### Task goal:
Read the lines that follow and pick out every one containing the word "ylabel".

Dataset rows about figures:
§

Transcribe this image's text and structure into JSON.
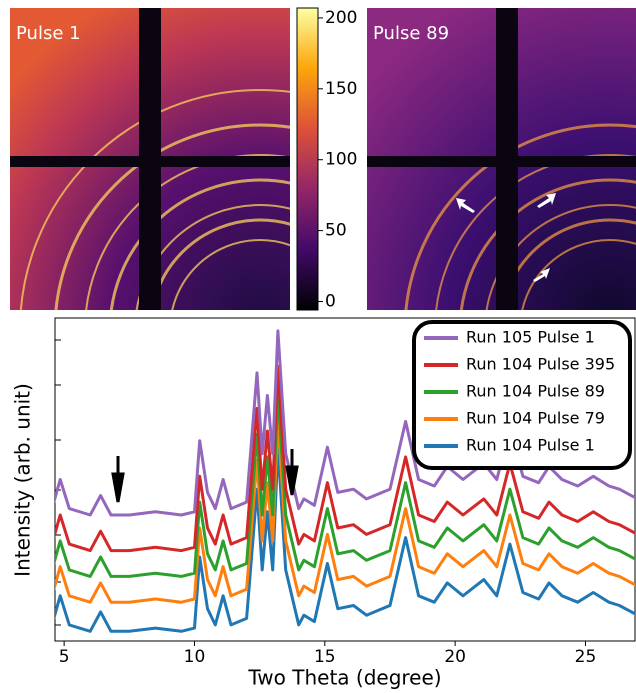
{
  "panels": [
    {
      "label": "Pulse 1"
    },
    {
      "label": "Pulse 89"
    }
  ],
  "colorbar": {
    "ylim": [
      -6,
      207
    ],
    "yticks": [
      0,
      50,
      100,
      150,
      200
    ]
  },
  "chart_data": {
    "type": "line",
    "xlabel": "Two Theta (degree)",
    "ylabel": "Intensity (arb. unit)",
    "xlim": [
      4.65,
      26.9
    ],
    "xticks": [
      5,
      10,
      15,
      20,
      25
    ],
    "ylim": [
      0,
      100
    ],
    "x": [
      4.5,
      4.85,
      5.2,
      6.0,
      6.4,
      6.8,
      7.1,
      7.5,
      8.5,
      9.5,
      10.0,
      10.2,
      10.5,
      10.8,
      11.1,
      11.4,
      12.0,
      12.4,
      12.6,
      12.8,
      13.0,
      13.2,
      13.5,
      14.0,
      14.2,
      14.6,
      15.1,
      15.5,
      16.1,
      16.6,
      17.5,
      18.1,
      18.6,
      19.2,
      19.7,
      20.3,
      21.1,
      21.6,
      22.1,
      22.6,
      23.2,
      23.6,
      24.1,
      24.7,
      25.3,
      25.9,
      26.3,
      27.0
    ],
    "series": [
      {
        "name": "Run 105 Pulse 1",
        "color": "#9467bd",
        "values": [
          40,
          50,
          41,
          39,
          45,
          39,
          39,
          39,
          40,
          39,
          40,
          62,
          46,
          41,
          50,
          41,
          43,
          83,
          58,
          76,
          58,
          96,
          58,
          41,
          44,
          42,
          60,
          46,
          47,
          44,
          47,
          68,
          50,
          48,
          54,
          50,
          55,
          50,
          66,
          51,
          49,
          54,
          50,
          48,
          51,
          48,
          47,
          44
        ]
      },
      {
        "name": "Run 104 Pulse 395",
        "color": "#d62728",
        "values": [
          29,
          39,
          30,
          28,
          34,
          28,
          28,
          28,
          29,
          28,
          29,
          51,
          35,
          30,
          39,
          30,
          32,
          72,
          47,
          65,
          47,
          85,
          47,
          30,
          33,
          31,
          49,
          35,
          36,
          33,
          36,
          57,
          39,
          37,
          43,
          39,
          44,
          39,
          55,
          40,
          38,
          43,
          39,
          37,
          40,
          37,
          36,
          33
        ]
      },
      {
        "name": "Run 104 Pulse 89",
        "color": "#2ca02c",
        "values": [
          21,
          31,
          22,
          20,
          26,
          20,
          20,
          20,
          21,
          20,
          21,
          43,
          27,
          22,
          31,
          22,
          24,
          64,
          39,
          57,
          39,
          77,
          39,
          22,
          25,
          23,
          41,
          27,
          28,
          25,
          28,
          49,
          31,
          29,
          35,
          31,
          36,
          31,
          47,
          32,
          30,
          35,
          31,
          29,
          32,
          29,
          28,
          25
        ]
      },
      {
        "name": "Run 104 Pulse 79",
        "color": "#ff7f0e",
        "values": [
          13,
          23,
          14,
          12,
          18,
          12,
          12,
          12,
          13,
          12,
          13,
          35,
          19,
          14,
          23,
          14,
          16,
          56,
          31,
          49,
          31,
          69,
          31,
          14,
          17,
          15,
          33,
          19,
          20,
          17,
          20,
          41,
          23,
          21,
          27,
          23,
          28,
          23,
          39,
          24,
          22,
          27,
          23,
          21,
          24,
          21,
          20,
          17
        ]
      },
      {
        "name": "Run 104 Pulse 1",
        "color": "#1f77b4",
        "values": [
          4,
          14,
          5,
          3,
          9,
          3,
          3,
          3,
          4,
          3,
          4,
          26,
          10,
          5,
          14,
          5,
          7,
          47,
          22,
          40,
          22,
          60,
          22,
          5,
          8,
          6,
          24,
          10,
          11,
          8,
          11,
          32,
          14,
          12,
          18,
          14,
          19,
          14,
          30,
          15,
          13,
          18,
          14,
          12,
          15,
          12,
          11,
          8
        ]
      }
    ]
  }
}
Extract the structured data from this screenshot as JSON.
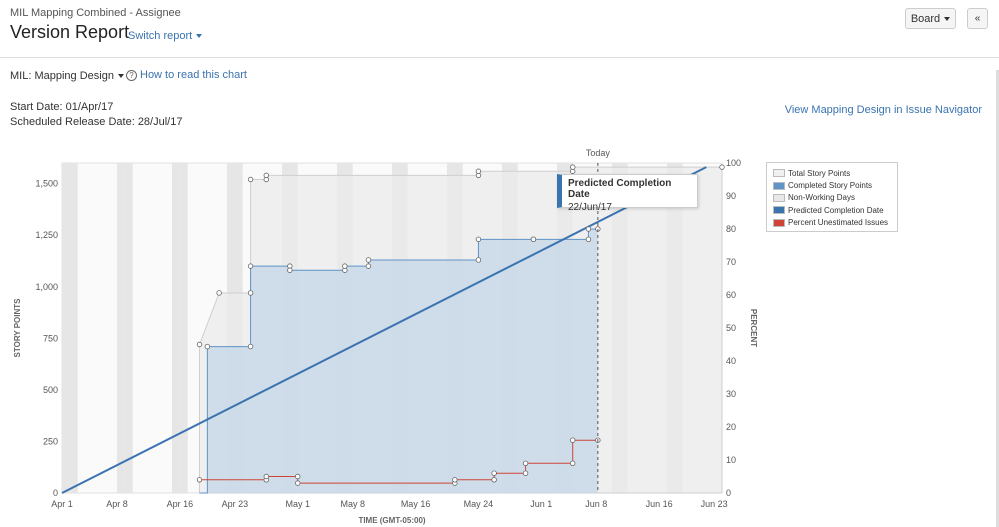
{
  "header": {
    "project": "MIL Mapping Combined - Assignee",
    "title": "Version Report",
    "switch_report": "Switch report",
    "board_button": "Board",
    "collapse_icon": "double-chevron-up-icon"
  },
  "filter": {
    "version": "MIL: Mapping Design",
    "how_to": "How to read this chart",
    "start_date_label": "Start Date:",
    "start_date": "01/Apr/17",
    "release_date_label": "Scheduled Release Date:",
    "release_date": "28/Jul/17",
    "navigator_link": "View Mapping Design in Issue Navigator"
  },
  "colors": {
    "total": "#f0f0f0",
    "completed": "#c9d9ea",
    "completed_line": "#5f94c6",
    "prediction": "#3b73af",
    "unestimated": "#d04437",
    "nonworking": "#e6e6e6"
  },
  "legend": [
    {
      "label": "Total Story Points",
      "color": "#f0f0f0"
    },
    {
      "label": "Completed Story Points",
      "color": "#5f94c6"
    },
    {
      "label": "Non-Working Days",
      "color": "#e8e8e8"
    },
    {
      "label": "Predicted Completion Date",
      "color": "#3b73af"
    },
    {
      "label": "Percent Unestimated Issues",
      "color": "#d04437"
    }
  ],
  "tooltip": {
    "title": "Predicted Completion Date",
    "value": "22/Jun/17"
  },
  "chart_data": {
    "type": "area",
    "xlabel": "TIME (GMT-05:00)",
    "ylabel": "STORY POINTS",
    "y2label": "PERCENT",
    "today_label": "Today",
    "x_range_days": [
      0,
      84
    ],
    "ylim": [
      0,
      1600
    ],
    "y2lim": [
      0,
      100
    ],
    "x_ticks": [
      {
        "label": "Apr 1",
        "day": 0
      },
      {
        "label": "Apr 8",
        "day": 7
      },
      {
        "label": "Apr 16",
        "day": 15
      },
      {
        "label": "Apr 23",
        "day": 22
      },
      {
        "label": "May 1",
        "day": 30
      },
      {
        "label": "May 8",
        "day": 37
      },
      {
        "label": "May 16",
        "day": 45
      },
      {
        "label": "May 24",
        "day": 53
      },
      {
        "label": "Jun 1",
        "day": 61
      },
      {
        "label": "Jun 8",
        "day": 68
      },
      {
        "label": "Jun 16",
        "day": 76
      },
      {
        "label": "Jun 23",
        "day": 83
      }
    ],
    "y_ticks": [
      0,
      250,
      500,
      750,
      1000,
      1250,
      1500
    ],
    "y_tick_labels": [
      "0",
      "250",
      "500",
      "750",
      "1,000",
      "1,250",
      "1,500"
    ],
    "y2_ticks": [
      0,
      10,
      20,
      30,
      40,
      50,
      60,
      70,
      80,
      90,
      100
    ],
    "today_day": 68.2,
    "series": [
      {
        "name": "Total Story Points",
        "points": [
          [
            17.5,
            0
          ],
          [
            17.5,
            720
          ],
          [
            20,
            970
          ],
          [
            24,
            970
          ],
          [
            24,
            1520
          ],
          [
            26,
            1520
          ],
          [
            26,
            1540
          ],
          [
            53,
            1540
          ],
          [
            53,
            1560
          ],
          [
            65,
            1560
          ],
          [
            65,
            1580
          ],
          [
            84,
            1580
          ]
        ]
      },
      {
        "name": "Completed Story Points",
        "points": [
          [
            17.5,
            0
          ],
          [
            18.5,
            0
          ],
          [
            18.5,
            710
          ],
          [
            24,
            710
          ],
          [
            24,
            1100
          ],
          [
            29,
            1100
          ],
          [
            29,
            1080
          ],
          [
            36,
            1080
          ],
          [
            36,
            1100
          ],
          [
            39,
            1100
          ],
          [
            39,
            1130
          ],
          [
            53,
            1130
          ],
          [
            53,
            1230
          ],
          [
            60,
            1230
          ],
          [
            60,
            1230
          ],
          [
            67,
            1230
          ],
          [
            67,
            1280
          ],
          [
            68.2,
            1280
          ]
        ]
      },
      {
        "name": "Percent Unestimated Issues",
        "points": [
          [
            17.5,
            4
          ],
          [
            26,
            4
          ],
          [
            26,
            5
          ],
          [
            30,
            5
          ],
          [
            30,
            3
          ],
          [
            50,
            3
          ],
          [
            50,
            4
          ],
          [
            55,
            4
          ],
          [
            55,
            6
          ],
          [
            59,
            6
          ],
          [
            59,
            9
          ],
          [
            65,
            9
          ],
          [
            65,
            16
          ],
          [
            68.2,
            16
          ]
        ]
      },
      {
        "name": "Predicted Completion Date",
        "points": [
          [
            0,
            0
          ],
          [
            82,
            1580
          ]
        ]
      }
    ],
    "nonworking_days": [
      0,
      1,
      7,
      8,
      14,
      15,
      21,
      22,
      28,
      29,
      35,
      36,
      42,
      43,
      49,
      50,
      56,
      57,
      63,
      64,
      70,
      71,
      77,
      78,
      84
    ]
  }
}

§

### Solution:
    "ylabel": "Intensity (arb. unit)",
    "ylabel": "STORY POINTS",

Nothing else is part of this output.